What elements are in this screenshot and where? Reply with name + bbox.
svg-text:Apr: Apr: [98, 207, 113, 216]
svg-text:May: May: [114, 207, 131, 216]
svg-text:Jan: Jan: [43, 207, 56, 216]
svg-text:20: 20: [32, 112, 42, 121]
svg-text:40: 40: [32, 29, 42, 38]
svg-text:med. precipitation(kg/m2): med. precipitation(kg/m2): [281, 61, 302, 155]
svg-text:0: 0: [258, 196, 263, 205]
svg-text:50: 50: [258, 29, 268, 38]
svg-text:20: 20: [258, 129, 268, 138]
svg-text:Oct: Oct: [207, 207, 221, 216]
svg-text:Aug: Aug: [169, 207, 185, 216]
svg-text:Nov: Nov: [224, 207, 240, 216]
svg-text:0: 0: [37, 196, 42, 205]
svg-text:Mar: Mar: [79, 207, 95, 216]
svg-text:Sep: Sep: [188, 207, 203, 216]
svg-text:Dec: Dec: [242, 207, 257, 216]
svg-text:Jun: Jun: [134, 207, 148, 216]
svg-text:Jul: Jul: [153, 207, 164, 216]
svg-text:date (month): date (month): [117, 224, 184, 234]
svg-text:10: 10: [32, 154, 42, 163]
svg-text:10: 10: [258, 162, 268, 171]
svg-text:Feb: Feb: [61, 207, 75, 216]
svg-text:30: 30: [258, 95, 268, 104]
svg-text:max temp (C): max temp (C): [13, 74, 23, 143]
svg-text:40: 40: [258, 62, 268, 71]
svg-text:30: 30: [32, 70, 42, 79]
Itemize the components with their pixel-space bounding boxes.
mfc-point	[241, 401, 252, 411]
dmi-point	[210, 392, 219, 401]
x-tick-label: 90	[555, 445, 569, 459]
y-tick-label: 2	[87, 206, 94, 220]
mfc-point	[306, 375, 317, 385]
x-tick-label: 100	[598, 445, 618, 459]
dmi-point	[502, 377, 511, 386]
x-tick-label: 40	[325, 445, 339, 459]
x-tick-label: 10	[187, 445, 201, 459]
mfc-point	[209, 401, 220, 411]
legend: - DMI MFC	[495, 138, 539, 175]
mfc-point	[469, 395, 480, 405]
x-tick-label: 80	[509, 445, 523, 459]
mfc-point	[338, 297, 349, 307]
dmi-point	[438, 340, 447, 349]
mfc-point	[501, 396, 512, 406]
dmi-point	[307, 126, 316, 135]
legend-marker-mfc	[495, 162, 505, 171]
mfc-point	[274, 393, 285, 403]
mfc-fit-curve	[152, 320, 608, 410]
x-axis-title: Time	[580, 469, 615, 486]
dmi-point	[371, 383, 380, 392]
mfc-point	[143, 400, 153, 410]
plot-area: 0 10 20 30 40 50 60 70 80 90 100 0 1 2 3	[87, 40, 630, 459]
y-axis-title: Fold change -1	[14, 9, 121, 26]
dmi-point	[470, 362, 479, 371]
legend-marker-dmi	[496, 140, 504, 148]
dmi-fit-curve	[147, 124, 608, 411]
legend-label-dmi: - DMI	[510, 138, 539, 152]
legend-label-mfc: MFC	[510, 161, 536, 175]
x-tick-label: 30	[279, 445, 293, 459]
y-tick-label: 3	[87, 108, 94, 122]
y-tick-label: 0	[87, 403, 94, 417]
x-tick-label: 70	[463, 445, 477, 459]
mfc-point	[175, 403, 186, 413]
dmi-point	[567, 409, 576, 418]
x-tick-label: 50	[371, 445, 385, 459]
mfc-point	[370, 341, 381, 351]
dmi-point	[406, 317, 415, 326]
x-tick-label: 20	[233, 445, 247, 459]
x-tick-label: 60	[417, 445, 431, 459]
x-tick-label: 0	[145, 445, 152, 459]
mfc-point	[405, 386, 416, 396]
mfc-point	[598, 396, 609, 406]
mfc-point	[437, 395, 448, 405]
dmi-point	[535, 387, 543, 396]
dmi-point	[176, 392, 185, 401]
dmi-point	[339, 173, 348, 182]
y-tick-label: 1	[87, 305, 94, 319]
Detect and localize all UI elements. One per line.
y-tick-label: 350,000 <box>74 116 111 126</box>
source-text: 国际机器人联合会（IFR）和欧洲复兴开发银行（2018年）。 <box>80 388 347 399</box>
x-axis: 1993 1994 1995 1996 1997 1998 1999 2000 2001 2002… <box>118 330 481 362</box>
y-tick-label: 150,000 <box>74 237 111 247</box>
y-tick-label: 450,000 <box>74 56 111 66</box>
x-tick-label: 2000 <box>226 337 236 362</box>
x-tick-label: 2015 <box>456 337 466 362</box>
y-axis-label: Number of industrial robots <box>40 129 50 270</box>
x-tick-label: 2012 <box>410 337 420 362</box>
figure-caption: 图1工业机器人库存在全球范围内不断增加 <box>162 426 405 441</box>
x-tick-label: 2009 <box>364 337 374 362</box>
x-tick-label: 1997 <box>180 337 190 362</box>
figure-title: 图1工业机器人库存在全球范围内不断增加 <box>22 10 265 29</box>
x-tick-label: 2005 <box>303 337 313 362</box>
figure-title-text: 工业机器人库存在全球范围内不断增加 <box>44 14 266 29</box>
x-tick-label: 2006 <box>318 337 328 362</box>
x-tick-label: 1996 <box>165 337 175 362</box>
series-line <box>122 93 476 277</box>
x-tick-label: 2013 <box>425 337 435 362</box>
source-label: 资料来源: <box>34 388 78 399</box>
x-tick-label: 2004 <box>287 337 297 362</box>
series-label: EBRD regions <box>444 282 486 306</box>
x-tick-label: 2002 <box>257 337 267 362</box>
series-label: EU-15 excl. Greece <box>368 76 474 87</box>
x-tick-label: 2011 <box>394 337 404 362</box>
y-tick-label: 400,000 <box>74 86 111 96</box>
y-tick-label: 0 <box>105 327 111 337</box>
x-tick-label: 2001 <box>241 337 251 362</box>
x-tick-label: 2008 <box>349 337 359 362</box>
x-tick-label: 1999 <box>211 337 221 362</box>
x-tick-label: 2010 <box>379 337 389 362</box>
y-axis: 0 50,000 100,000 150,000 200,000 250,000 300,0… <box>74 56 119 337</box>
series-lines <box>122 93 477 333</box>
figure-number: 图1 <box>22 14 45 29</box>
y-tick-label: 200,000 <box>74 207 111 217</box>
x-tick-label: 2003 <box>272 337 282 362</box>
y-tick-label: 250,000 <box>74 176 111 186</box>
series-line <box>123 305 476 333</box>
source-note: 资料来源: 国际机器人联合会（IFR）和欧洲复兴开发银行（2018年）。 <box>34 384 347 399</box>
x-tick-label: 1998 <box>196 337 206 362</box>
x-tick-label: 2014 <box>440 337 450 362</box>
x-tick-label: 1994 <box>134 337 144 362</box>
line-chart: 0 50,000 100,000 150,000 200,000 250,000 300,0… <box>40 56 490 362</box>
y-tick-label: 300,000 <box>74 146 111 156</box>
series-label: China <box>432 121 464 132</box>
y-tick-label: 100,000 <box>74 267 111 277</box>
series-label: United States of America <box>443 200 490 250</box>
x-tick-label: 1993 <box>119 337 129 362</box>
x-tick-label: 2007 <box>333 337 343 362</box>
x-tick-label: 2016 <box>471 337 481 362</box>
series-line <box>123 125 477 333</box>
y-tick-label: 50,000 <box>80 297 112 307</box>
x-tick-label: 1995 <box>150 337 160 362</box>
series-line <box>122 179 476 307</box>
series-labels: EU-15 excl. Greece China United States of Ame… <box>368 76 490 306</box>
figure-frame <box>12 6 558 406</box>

== Aim ==
Write out all of the material above word for word, keeping every line in its original order.

== Result ==
What elements are in this screenshot and where? Reply with name + bbox.
svg-text:Apr: Apr: [98, 207, 113, 216]
svg-text:May: May: [114, 207, 131, 216]
svg-text:Jan: Jan: [43, 207, 56, 216]
svg-text:20: 20: [32, 112, 42, 121]
svg-text:40: 40: [32, 29, 42, 38]
svg-text:med. precipitation(kg/m2): med. precipitation(kg/m2): [281, 61, 302, 155]
svg-text:0: 0: [258, 196, 263, 205]
svg-text:50: 50: [258, 29, 268, 38]
svg-text:20: 20: [258, 129, 268, 138]
svg-text:Oct: Oct: [207, 207, 221, 216]
svg-text:Aug: Aug: [169, 207, 185, 216]
svg-text:Nov: Nov: [224, 207, 240, 216]
svg-text:0: 0: [37, 196, 42, 205]
svg-text:Mar: Mar: [79, 207, 95, 216]
svg-text:Sep: Sep: [188, 207, 203, 216]
svg-text:Dec: Dec: [242, 207, 257, 216]
svg-text:Jun: Jun: [134, 207, 148, 216]
svg-text:Jul: Jul: [153, 207, 164, 216]
svg-text:date (month): date (month): [117, 224, 184, 234]
svg-text:10: 10: [32, 154, 42, 163]
svg-text:10: 10: [258, 162, 268, 171]
svg-text:Feb: Feb: [61, 207, 75, 216]
svg-text:30: 30: [258, 95, 268, 104]
svg-text:max temp (C): max temp (C): [13, 74, 23, 143]
svg-text:40: 40: [258, 62, 268, 71]
svg-text:30: 30: [32, 70, 42, 79]
Itemize the components with their pixel-space bounding boxes.
mfc-point	[241, 401, 252, 411]
dmi-point	[210, 392, 219, 401]
x-tick-label: 90	[555, 445, 569, 459]
y-tick-label: 2	[87, 206, 94, 220]
mfc-point	[306, 375, 317, 385]
x-tick-label: 100	[598, 445, 618, 459]
dmi-point	[502, 377, 511, 386]
x-tick-label: 40	[325, 445, 339, 459]
x-tick-label: 10	[187, 445, 201, 459]
mfc-point	[209, 401, 220, 411]
legend: - DMI MFC	[495, 138, 539, 175]
mfc-point	[469, 395, 480, 405]
x-tick-label: 80	[509, 445, 523, 459]
mfc-point	[338, 297, 349, 307]
dmi-point	[438, 340, 447, 349]
mfc-point	[501, 396, 512, 406]
dmi-point	[307, 126, 316, 135]
legend-marker-mfc	[495, 162, 505, 171]
mfc-point	[274, 393, 285, 403]
mfc-fit-curve	[152, 320, 608, 410]
x-axis-title: Time	[580, 469, 615, 486]
dmi-point	[371, 383, 380, 392]
mfc-point	[143, 400, 153, 410]
plot-area: 0 10 20 30 40 50 60 70 80 90 100 0 1 2 3	[87, 40, 630, 459]
y-axis-title: Fold change -1	[14, 9, 121, 26]
dmi-point	[470, 362, 479, 371]
legend-marker-dmi	[496, 140, 504, 148]
dmi-fit-curve	[147, 124, 608, 411]
legend-label-dmi: - DMI	[510, 138, 539, 152]
legend-label-mfc: MFC	[510, 161, 536, 175]
x-tick-label: 30	[279, 445, 293, 459]
y-tick-label: 3	[87, 108, 94, 122]
y-tick-label: 0	[87, 403, 94, 417]
x-tick-label: 70	[463, 445, 477, 459]
mfc-point	[175, 403, 186, 413]
dmi-point	[567, 409, 576, 418]
x-tick-label: 50	[371, 445, 385, 459]
mfc-point	[370, 341, 381, 351]
dmi-point	[406, 317, 415, 326]
x-tick-label: 20	[233, 445, 247, 459]
x-tick-label: 60	[417, 445, 431, 459]
x-tick-label: 0	[145, 445, 152, 459]
mfc-point	[405, 386, 416, 396]
mfc-point	[598, 396, 609, 406]
mfc-point	[437, 395, 448, 405]
dmi-point	[535, 387, 543, 396]
dmi-point	[176, 392, 185, 401]
dmi-point	[339, 173, 348, 182]
y-tick-label: 1	[87, 305, 94, 319]
Detect and localize all UI elements. One per line.
y-tick-label: 350,000 <box>74 116 111 126</box>
source-text: 国际机器人联合会（IFR）和欧洲复兴开发银行（2018年）。 <box>80 388 347 399</box>
x-axis: 1993 1994 1995 1996 1997 1998 1999 2000 2001 2002… <box>118 330 481 362</box>
y-tick-label: 150,000 <box>74 237 111 247</box>
y-tick-label: 450,000 <box>74 56 111 66</box>
x-tick-label: 2000 <box>226 337 236 362</box>
x-tick-label: 2015 <box>456 337 466 362</box>
y-axis-label: Number of industrial robots <box>40 129 50 270</box>
x-tick-label: 2012 <box>410 337 420 362</box>
figure-caption: 图1工业机器人库存在全球范围内不断增加 <box>162 426 405 441</box>
x-tick-label: 2009 <box>364 337 374 362</box>
x-tick-label: 1997 <box>180 337 190 362</box>
figure-title: 图1工业机器人库存在全球范围内不断增加 <box>22 10 265 29</box>
x-tick-label: 2005 <box>303 337 313 362</box>
figure-title-text: 工业机器人库存在全球范围内不断增加 <box>44 14 266 29</box>
x-tick-label: 2006 <box>318 337 328 362</box>
x-tick-label: 1996 <box>165 337 175 362</box>
series-line <box>122 93 476 277</box>
x-tick-label: 2013 <box>425 337 435 362</box>
source-label: 资料来源: <box>34 388 78 399</box>
x-tick-label: 2004 <box>287 337 297 362</box>
series-label: EBRD regions <box>444 282 486 306</box>
x-tick-label: 2002 <box>257 337 267 362</box>
series-label: EU-15 excl. Greece <box>368 76 474 87</box>
x-tick-label: 2011 <box>394 337 404 362</box>
y-tick-label: 400,000 <box>74 86 111 96</box>
y-tick-label: 0 <box>105 327 111 337</box>
x-tick-label: 2001 <box>241 337 251 362</box>
x-tick-label: 2008 <box>349 337 359 362</box>
x-tick-label: 1999 <box>211 337 221 362</box>
x-tick-label: 2010 <box>379 337 389 362</box>
y-axis: 0 50,000 100,000 150,000 200,000 250,000 300,0… <box>74 56 119 337</box>
series-lines <box>122 93 477 333</box>
figure-number: 图1 <box>22 14 45 29</box>
y-tick-label: 200,000 <box>74 207 111 217</box>
x-tick-label: 2003 <box>272 337 282 362</box>
y-tick-label: 250,000 <box>74 176 111 186</box>
series-line <box>123 305 476 333</box>
source-note: 资料来源: 国际机器人联合会（IFR）和欧洲复兴开发银行（2018年）。 <box>34 384 347 399</box>
x-tick-label: 1998 <box>196 337 206 362</box>
x-tick-label: 2014 <box>440 337 450 362</box>
x-tick-label: 1994 <box>134 337 144 362</box>
line-chart: 0 50,000 100,000 150,000 200,000 250,000 300,0… <box>40 56 490 362</box>
y-tick-label: 300,000 <box>74 146 111 156</box>
series-label: China <box>432 121 464 132</box>
y-tick-label: 100,000 <box>74 267 111 277</box>
series-label: United States of America <box>443 200 490 250</box>
x-tick-label: 1993 <box>119 337 129 362</box>
x-tick-label: 2007 <box>333 337 343 362</box>
x-tick-label: 2016 <box>471 337 481 362</box>
series-line <box>123 125 477 333</box>
y-tick-label: 50,000 <box>80 297 112 307</box>
x-tick-label: 1995 <box>150 337 160 362</box>
series-line <box>122 179 476 307</box>
series-labels: EU-15 excl. Greece China United States of Ame… <box>368 76 490 306</box>
figure-frame <box>12 6 558 406</box>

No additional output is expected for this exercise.